[Chart and figure data]
——————

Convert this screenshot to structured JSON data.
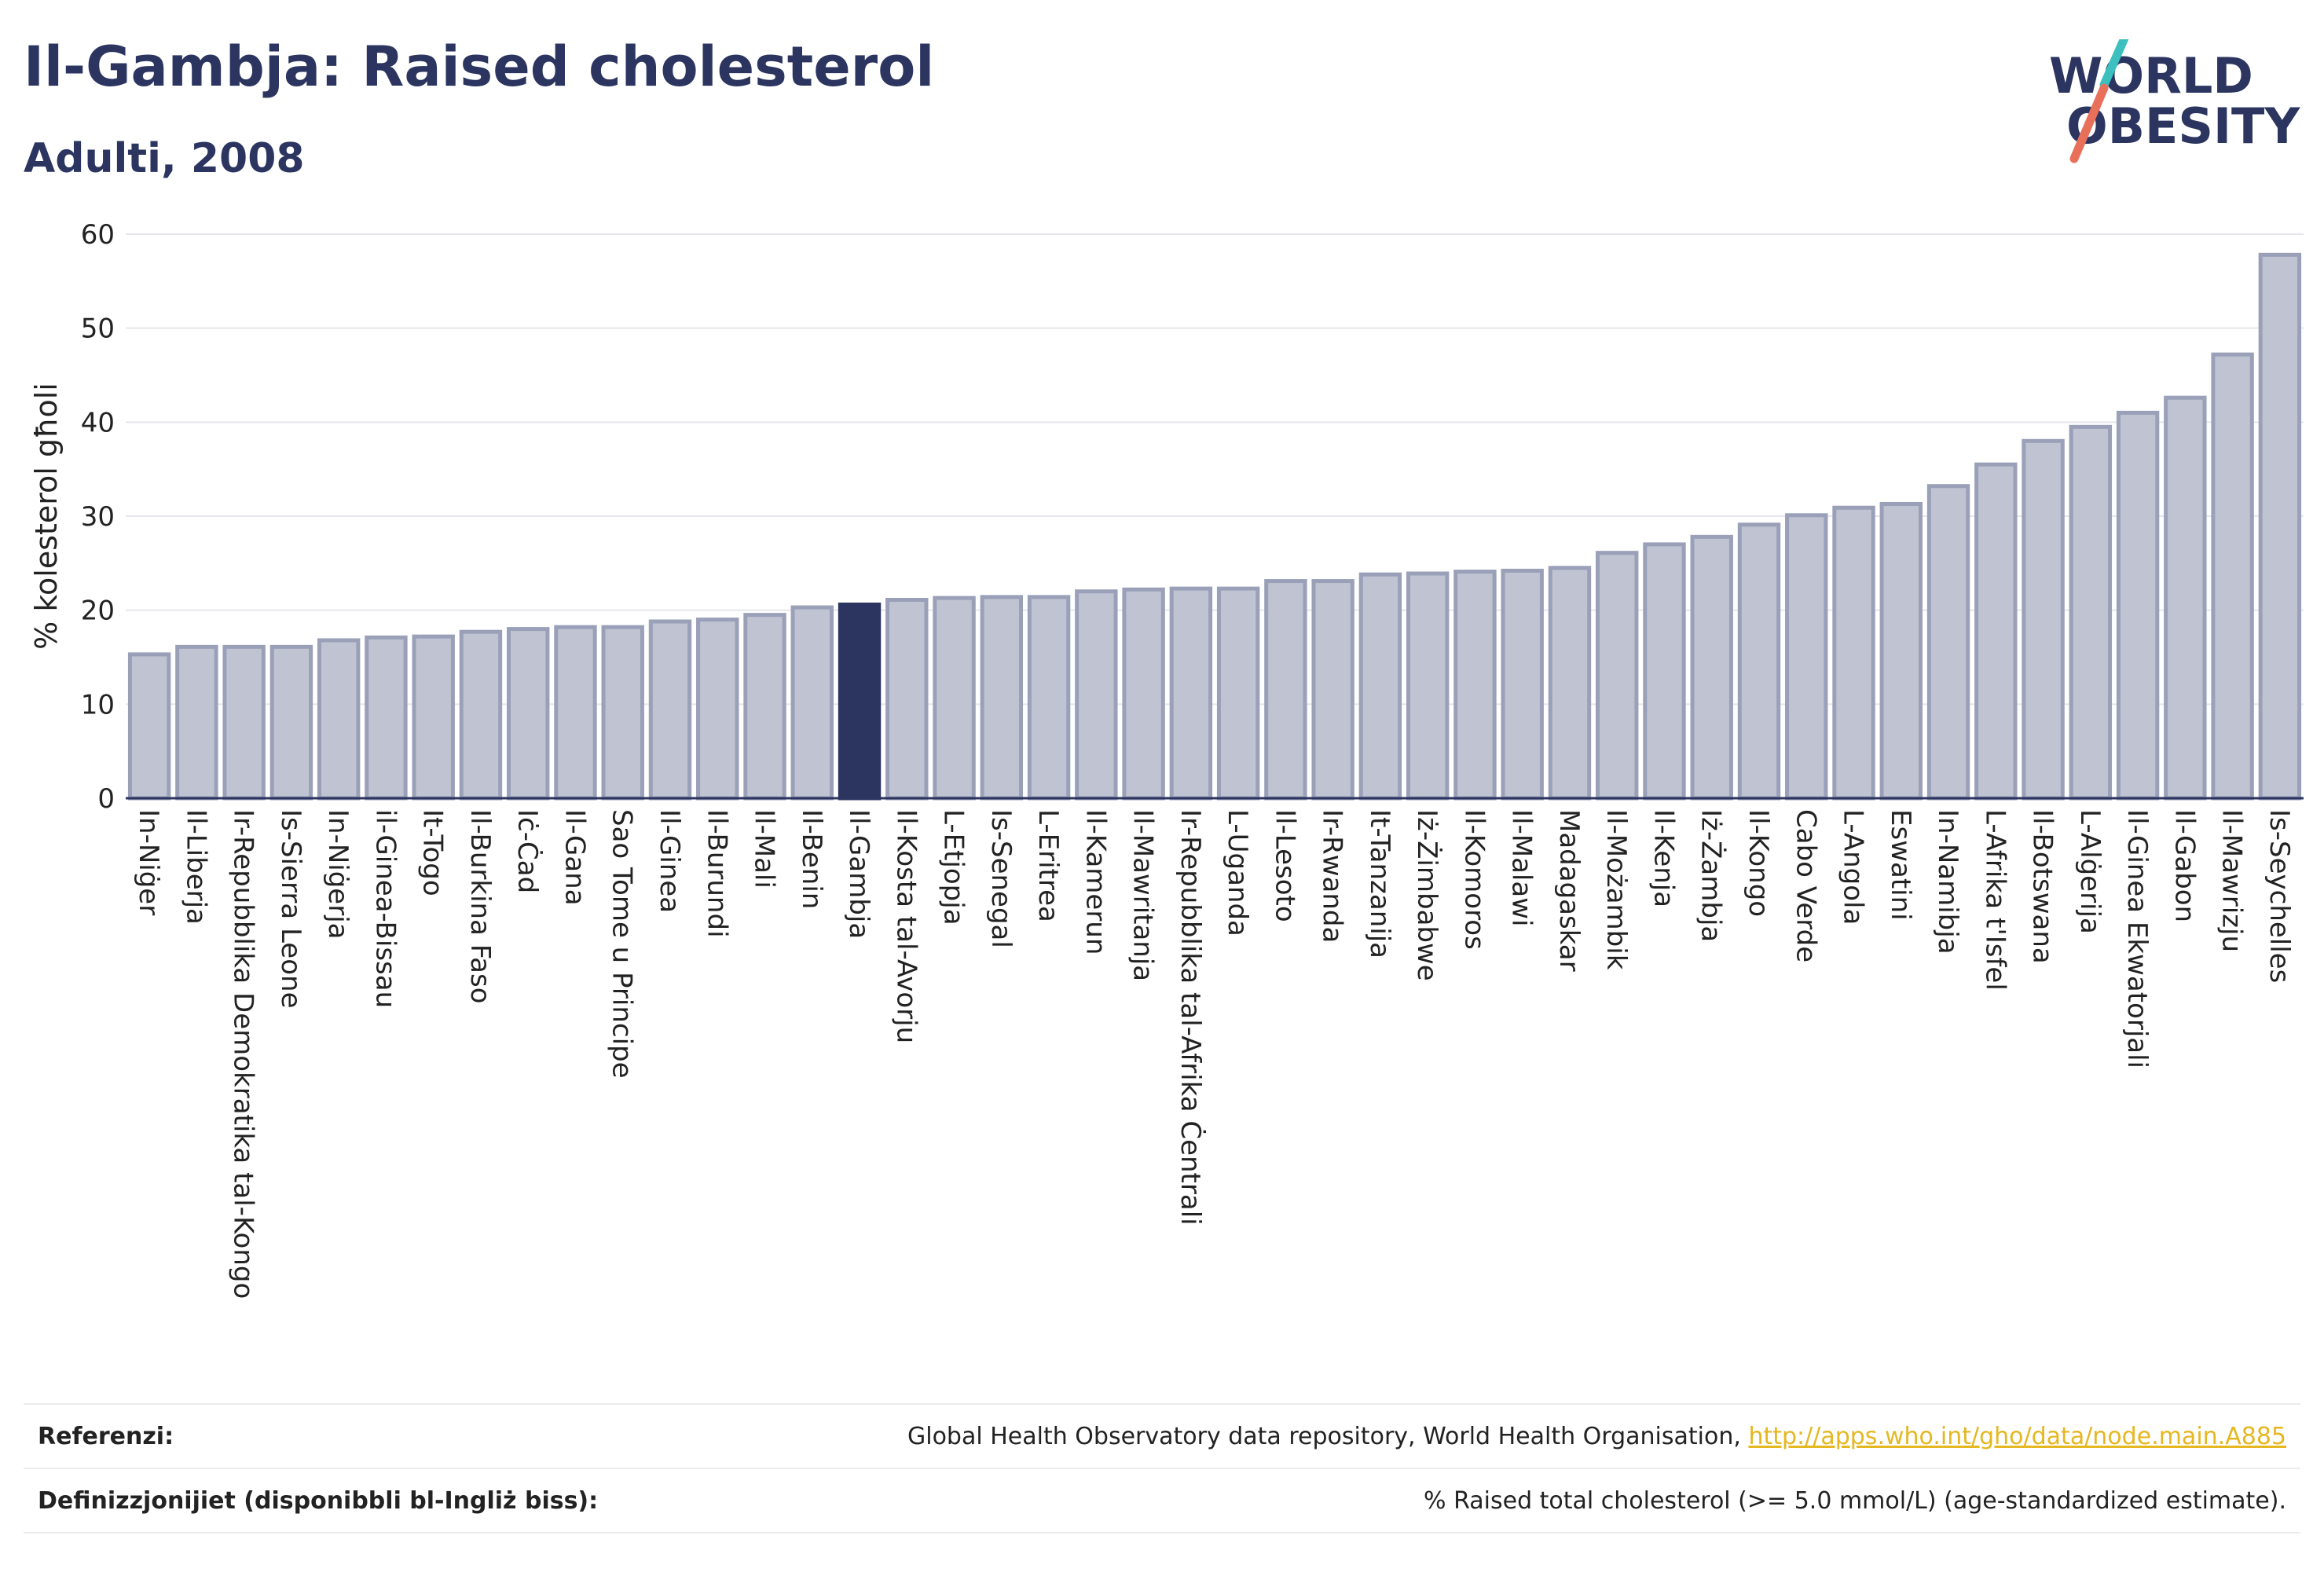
{
  "header": {
    "title": "Il-Gambja: Raised cholesterol",
    "subtitle": "Adulti, 2008"
  },
  "logo": {
    "line1": "WORLD",
    "line2": "OBESITY",
    "colors": {
      "text": "#2b3560",
      "slash_top": "#3bbfbf",
      "slash_bottom": "#e8705a"
    }
  },
  "chart_data": {
    "type": "bar",
    "ylabel": "% kolesterol għoli",
    "xlabel": "",
    "ylim": [
      0,
      60
    ],
    "yticks": [
      0,
      10,
      20,
      30,
      40,
      50,
      60
    ],
    "grid": true,
    "highlight": "Il-Gambja",
    "colors": {
      "bar": "#bfc3d2",
      "bar_edge": "#9aa0b8",
      "highlight": "#2b3560"
    },
    "categories": [
      "In-Niġer",
      "Il-Liberja",
      "Ir-Repubblika Demokratika tal-Kongo",
      "Is-Sierra Leone",
      "In-Niġerja",
      "il-Ginea-Bissau",
      "It-Togo",
      "Il-Burkina Faso",
      "Iċ-Ċad",
      "Il-Gana",
      "Sao Tome u Principe",
      "Il-Ginea",
      "Il-Burundi",
      "Il-Mali",
      "Il-Benin",
      "Il-Gambja",
      "Il-Kosta tal-Avorju",
      "L-Etjopja",
      "Is-Senegal",
      "L-Eritrea",
      "Il-Kamerun",
      "Il-Mawritanja",
      "Ir-Repubblika tal-Afrika Ċentrali",
      "L-Uganda",
      "Il-Lesoto",
      "Ir-Rwanda",
      "It-Tanzanija",
      "Iż-Żimbabwe",
      "Il-Komoros",
      "Il-Malawi",
      "Madagaskar",
      "Il-Możambik",
      "Il-Kenja",
      "Iż-Żambja",
      "Il-Kongo",
      "Cabo Verde",
      "L-Angola",
      "Eswatini",
      "In-Namibja",
      "L-Afrika t'Isfel",
      "Il-Botswana",
      "L-Alġerija",
      "Il-Ginea Ekwatorjali",
      "Il-Gabon",
      "Il-Mawrizju",
      "Is-Seychelles"
    ],
    "values": [
      15.3,
      16.1,
      16.1,
      16.1,
      16.8,
      17.1,
      17.2,
      17.7,
      18.0,
      18.2,
      18.2,
      18.8,
      19.0,
      19.5,
      20.3,
      20.6,
      21.1,
      21.3,
      21.4,
      21.4,
      22.0,
      22.2,
      22.3,
      22.3,
      23.1,
      23.1,
      23.8,
      23.9,
      24.1,
      24.2,
      24.5,
      26.1,
      27.0,
      27.8,
      29.1,
      30.1,
      30.9,
      31.3,
      33.2,
      35.5,
      38.0,
      39.5,
      41.0,
      42.6,
      47.2,
      57.8
    ]
  },
  "footer": {
    "references_label": "Referenzi:",
    "references_text": "Global Health Observatory data repository, World Health Organisation,",
    "references_link": "http://apps.who.int/gho/data/node.main.A885",
    "definitions_label": "Definizzjonijiet (disponibbli bl-Ingliż biss):",
    "definitions_text": "% Raised total cholesterol (>= 5.0 mmol/L) (age-standardized estimate)."
  }
}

——————

## DO THIS
Reproduce the material word for word. Any pictures should be left out of the copy.

## ANSWER TO THE TASK
Convert this screenshot to structured JSON data.
{
  "header": {
    "title": "Il-Gambja: Raised cholesterol",
    "subtitle": "Adulti, 2008"
  },
  "logo": {
    "line1": "WORLD",
    "line2": "OBESITY",
    "colors": {
      "text": "#2b3560",
      "slash_top": "#3bbfbf",
      "slash_bottom": "#e8705a"
    }
  },
  "chart_data": {
    "type": "bar",
    "ylabel": "% kolesterol għoli",
    "xlabel": "",
    "ylim": [
      0,
      60
    ],
    "yticks": [
      0,
      10,
      20,
      30,
      40,
      50,
      60
    ],
    "grid": true,
    "highlight": "Il-Gambja",
    "colors": {
      "bar": "#bfc3d2",
      "bar_edge": "#9aa0b8",
      "highlight": "#2b3560"
    },
    "categories": [
      "In-Niġer",
      "Il-Liberja",
      "Ir-Repubblika Demokratika tal-Kongo",
      "Is-Sierra Leone",
      "In-Niġerja",
      "il-Ginea-Bissau",
      "It-Togo",
      "Il-Burkina Faso",
      "Iċ-Ċad",
      "Il-Gana",
      "Sao Tome u Principe",
      "Il-Ginea",
      "Il-Burundi",
      "Il-Mali",
      "Il-Benin",
      "Il-Gambja",
      "Il-Kosta tal-Avorju",
      "L-Etjopja",
      "Is-Senegal",
      "L-Eritrea",
      "Il-Kamerun",
      "Il-Mawritanja",
      "Ir-Repubblika tal-Afrika Ċentrali",
      "L-Uganda",
      "Il-Lesoto",
      "Ir-Rwanda",
      "It-Tanzanija",
      "Iż-Żimbabwe",
      "Il-Komoros",
      "Il-Malawi",
      "Madagaskar",
      "Il-Możambik",
      "Il-Kenja",
      "Iż-Żambja",
      "Il-Kongo",
      "Cabo Verde",
      "L-Angola",
      "Eswatini",
      "In-Namibja",
      "L-Afrika t'Isfel",
      "Il-Botswana",
      "L-Alġerija",
      "Il-Ginea Ekwatorjali",
      "Il-Gabon",
      "Il-Mawrizju",
      "Is-Seychelles"
    ],
    "values": [
      15.3,
      16.1,
      16.1,
      16.1,
      16.8,
      17.1,
      17.2,
      17.7,
      18.0,
      18.2,
      18.2,
      18.8,
      19.0,
      19.5,
      20.3,
      20.6,
      21.1,
      21.3,
      21.4,
      21.4,
      22.0,
      22.2,
      22.3,
      22.3,
      23.1,
      23.1,
      23.8,
      23.9,
      24.1,
      24.2,
      24.5,
      26.1,
      27.0,
      27.8,
      29.1,
      30.1,
      30.9,
      31.3,
      33.2,
      35.5,
      38.0,
      39.5,
      41.0,
      42.6,
      47.2,
      57.8
    ]
  },
  "footer": {
    "references_label": "Referenzi:",
    "references_text": "Global Health Observatory data repository, World Health Organisation,",
    "references_link": "http://apps.who.int/gho/data/node.main.A885",
    "definitions_label": "Definizzjonijiet (disponibbli bl-Ingliż biss):",
    "definitions_text": "% Raised total cholesterol (>= 5.0 mmol/L) (age-standardized estimate)."
  }
}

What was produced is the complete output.